*Work required*
Restate the data below word for word. Skip any images it contains.

*Records supplied*
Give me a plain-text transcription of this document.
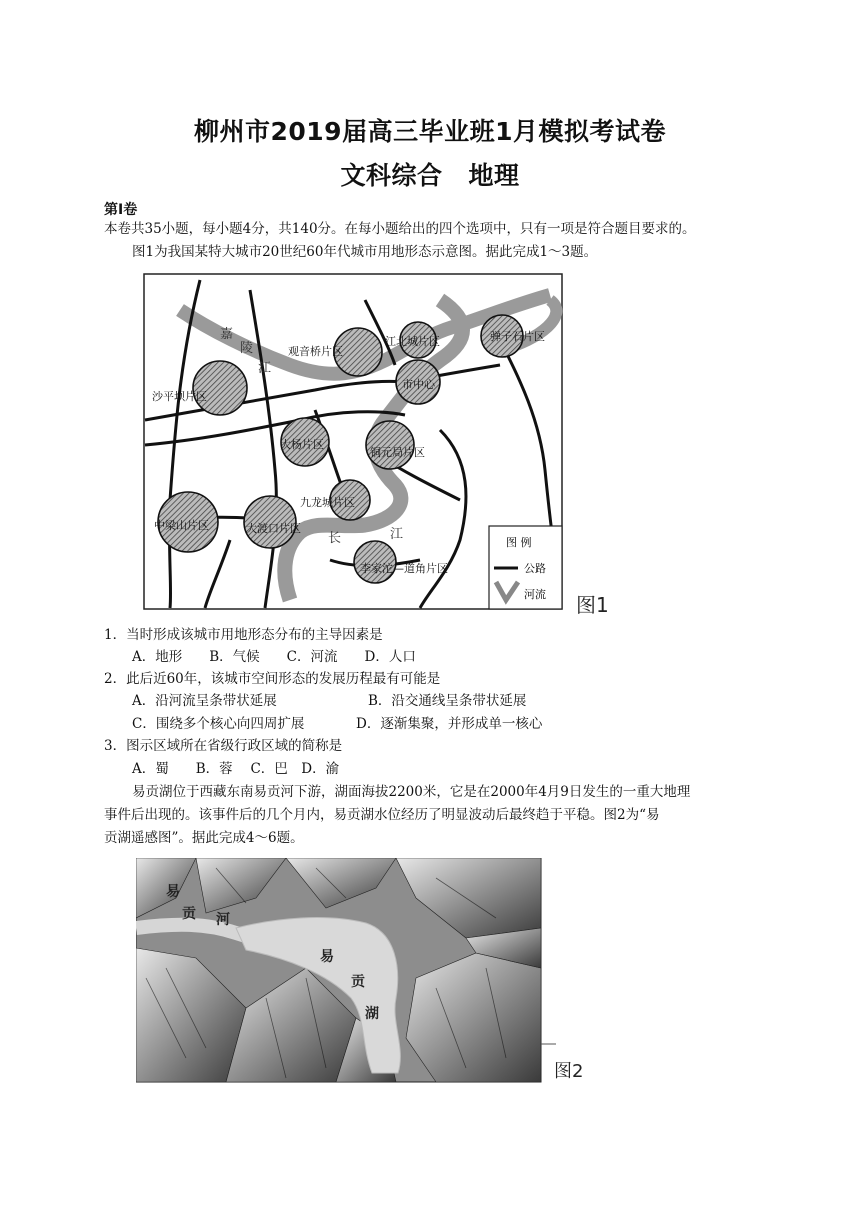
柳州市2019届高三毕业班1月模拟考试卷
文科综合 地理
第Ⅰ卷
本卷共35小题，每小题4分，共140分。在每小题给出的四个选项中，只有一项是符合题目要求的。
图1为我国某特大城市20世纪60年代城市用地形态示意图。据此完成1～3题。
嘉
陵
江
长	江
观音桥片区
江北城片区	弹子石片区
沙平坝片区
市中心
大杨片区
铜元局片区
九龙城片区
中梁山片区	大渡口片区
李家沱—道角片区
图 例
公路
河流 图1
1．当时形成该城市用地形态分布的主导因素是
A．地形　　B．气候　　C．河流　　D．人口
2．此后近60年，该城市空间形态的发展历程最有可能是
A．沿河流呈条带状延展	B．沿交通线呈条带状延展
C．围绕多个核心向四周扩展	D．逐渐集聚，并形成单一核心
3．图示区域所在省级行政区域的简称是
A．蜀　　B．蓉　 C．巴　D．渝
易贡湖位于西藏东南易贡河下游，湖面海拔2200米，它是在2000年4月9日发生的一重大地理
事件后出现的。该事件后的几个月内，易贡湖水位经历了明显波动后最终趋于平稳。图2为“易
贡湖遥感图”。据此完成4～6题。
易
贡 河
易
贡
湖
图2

*Result of the task*
Give me a plain-text transcription of this document.
柳州市2019届高三毕业班1月模拟考试卷
文科综合 地理
第Ⅰ卷
本卷共35小题，每小题4分，共140分。在每小题给出的四个选项中，只有一项是符合题目要求的。
图1为我国某特大城市20世纪60年代城市用地形态示意图。据此完成1～3题。
嘉
陵
江
长	江
观音桥片区
江北城片区	弹子石片区
沙平坝片区
市中心
大杨片区
铜元局片区
九龙城片区
中梁山片区	大渡口片区
李家沱—道角片区
图 例
公路
河流 图1
1．当时形成该城市用地形态分布的主导因素是
A．地形　　B．气候　　C．河流　　D．人口
2．此后近60年，该城市空间形态的发展历程最有可能是
A．沿河流呈条带状延展	B．沿交通线呈条带状延展
C．围绕多个核心向四周扩展	D．逐渐集聚，并形成单一核心
3．图示区域所在省级行政区域的简称是
A．蜀　　B．蓉　 C．巴　D．渝
易贡湖位于西藏东南易贡河下游，湖面海拔2200米，它是在2000年4月9日发生的一重大地理
事件后出现的。该事件后的几个月内，易贡湖水位经历了明显波动后最终趋于平稳。图2为“易
贡湖遥感图”。据此完成4～6题。
易
贡 河
易
贡
湖
图2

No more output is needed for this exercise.